GOAL
Exactly reproduce each line of the listing that follows.

────────────────────

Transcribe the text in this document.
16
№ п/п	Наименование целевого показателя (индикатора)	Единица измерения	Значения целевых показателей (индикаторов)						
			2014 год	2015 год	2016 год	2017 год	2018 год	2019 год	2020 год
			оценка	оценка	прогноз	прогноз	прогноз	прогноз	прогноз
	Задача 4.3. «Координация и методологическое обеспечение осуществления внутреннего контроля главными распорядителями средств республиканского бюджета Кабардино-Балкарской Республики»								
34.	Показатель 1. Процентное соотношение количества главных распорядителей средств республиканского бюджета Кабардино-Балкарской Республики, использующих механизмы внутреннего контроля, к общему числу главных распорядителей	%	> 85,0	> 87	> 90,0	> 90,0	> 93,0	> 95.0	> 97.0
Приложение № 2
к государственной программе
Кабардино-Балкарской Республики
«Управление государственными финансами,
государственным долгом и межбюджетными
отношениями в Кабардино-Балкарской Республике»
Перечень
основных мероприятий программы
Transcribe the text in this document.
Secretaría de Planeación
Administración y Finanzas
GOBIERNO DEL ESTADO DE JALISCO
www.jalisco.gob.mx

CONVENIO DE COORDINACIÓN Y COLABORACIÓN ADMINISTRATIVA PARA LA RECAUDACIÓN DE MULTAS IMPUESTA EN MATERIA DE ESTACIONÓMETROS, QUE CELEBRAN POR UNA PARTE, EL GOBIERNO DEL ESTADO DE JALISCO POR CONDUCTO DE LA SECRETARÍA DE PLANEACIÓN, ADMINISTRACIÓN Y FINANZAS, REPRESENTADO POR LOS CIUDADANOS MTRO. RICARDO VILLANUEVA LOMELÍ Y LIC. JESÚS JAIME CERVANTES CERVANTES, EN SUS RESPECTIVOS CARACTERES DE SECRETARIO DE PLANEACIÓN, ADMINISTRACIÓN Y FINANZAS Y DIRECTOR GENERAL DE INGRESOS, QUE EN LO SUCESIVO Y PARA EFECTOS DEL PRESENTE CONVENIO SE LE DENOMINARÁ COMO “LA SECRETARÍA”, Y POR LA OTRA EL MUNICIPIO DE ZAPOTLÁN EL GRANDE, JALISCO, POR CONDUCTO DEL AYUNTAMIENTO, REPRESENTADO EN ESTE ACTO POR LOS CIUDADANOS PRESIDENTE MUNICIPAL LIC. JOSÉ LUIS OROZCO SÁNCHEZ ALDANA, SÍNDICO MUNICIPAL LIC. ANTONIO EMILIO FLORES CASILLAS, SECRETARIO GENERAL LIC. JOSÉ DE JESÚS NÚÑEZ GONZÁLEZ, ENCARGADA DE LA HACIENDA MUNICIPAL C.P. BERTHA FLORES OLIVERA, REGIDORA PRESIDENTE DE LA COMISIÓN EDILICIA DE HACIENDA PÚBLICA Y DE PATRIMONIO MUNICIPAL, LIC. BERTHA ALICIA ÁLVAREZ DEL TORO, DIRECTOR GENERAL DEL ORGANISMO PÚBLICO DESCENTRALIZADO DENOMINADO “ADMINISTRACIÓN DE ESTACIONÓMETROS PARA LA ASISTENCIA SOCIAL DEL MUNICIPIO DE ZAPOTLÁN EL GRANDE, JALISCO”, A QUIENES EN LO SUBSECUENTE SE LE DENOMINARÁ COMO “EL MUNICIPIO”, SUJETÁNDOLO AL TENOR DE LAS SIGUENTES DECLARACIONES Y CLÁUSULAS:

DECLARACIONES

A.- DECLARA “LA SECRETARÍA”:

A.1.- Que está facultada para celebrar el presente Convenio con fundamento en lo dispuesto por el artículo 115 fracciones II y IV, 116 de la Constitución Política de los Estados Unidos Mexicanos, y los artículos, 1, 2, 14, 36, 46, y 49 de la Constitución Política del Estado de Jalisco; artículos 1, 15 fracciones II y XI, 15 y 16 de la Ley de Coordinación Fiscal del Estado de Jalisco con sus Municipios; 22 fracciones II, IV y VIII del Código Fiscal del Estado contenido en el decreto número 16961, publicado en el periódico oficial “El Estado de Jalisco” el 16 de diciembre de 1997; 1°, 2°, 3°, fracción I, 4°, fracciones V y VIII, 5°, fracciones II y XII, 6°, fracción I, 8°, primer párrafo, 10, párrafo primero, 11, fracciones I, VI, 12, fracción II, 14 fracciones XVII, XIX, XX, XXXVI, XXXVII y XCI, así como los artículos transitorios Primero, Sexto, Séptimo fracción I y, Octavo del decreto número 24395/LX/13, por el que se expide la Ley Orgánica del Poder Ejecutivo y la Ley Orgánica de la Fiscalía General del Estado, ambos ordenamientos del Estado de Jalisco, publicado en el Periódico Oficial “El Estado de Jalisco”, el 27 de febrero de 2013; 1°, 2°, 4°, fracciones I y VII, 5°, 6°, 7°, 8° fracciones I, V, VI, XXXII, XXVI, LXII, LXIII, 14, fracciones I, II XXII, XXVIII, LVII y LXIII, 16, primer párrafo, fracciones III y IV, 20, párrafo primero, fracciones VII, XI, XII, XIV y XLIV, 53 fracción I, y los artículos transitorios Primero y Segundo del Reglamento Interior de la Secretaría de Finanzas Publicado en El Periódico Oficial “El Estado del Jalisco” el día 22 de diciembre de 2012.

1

────────────────────

FINAL RESULT
Transcribe the text in this document.
16
№ п/п	Наименование целевого показателя (индикатора)	Единица измерения	Значения целевых показателей (индикаторов)						
			2014 год	2015 год	2016 год	2017 год	2018 год	2019 год	2020 год
			оценка	оценка	прогноз	прогноз	прогноз	прогноз	прогноз
	Задача 4.3. «Координация и методологическое обеспечение осуществления внутреннего контроля главными распорядителями средств республиканского бюджета Кабардино-Балкарской Республики»								
34.	Показатель 1. Процентное соотношение количества главных распорядителей средств республиканского бюджета Кабардино-Балкарской Республики, использующих механизмы внутреннего контроля, к общему числу главных распорядителей	%	> 85,0	> 87	> 90,0	> 90,0	> 93,0	> 95.0	> 97.0
Приложение № 2
к государственной программе
Кабардино-Балкарской Республики
«Управление государственными финансами,
государственным долгом и межбюджетными
отношениями в Кабардино-Балкарской Республике»
Перечень
основных мероприятий программы
Transcribe the text in this document.
Secretaría de Planeación
Administración y Finanzas
GOBIERNO DEL ESTADO DE JALISCO
www.jalisco.gob.mx

CONVENIO DE COORDINACIÓN Y COLABORACIÓN ADMINISTRATIVA PARA LA RECAUDACIÓN DE MULTAS IMPUESTA EN MATERIA DE ESTACIONÓMETROS, QUE CELEBRAN POR UNA PARTE, EL GOBIERNO DEL ESTADO DE JALISCO POR CONDUCTO DE LA SECRETARÍA DE PLANEACIÓN, ADMINISTRACIÓN Y FINANZAS, REPRESENTADO POR LOS CIUDADANOS MTRO. RICARDO VILLANUEVA LOMELÍ Y LIC. JESÚS JAIME CERVANTES CERVANTES, EN SUS RESPECTIVOS CARACTERES DE SECRETARIO DE PLANEACIÓN, ADMINISTRACIÓN Y FINANZAS Y DIRECTOR GENERAL DE INGRESOS, QUE EN LO SUCESIVO Y PARA EFECTOS DEL PRESENTE CONVENIO SE LE DENOMINARÁ COMO “LA SECRETARÍA”, Y POR LA OTRA EL MUNICIPIO DE ZAPOTLÁN EL GRANDE, JALISCO, POR CONDUCTO DEL AYUNTAMIENTO, REPRESENTADO EN ESTE ACTO POR LOS CIUDADANOS PRESIDENTE MUNICIPAL LIC. JOSÉ LUIS OROZCO SÁNCHEZ ALDANA, SÍNDICO MUNICIPAL LIC. ANTONIO EMILIO FLORES CASILLAS, SECRETARIO GENERAL LIC. JOSÉ DE JESÚS NÚÑEZ GONZÁLEZ, ENCARGADA DE LA HACIENDA MUNICIPAL C.P. BERTHA FLORES OLIVERA, REGIDORA PRESIDENTE DE LA COMISIÓN EDILICIA DE HACIENDA PÚBLICA Y DE PATRIMONIO MUNICIPAL, LIC. BERTHA ALICIA ÁLVAREZ DEL TORO, DIRECTOR GENERAL DEL ORGANISMO PÚBLICO DESCENTRALIZADO DENOMINADO “ADMINISTRACIÓN DE ESTACIONÓMETROS PARA LA ASISTENCIA SOCIAL DEL MUNICIPIO DE ZAPOTLÁN EL GRANDE, JALISCO”, A QUIENES EN LO SUBSECUENTE SE LE DENOMINARÁ COMO “EL MUNICIPIO”, SUJETÁNDOLO AL TENOR DE LAS SIGUENTES DECLARACIONES Y CLÁUSULAS:

DECLARACIONES

A.- DECLARA “LA SECRETARÍA”:

A.1.- Que está facultada para celebrar el presente Convenio con fundamento en lo dispuesto por el artículo 115 fracciones II y IV, 116 de la Constitución Política de los Estados Unidos Mexicanos, y los artículos, 1, 2, 14, 36, 46, y 49 de la Constitución Política del Estado de Jalisco; artículos 1, 15 fracciones II y XI, 15 y 16 de la Ley de Coordinación Fiscal del Estado de Jalisco con sus Municipios; 22 fracciones II, IV y VIII del Código Fiscal del Estado contenido en el decreto número 16961, publicado en el periódico oficial “El Estado de Jalisco” el 16 de diciembre de 1997; 1°, 2°, 3°, fracción I, 4°, fracciones V y VIII, 5°, fracciones II y XII, 6°, fracción I, 8°, primer párrafo, 10, párrafo primero, 11, fracciones I, VI, 12, fracción II, 14 fracciones XVII, XIX, XX, XXXVI, XXXVII y XCI, así como los artículos transitorios Primero, Sexto, Séptimo fracción I y, Octavo del decreto número 24395/LX/13, por el que se expide la Ley Orgánica del Poder Ejecutivo y la Ley Orgánica de la Fiscalía General del Estado, ambos ordenamientos del Estado de Jalisco, publicado en el Periódico Oficial “El Estado de Jalisco”, el 27 de febrero de 2013; 1°, 2°, 4°, fracciones I y VII, 5°, 6°, 7°, 8° fracciones I, V, VI, XXXII, XXVI, LXII, LXIII, 14, fracciones I, II XXII, XXVIII, LVII y LXIII, 16, primer párrafo, fracciones III y IV, 20, párrafo primero, fracciones VII, XI, XII, XIV y XLIV, 53 fracción I, y los artículos transitorios Primero y Segundo del Reglamento Interior de la Secretaría de Finanzas Publicado en El Periódico Oficial “El Estado del Jalisco” el día 22 de diciembre de 2012.

1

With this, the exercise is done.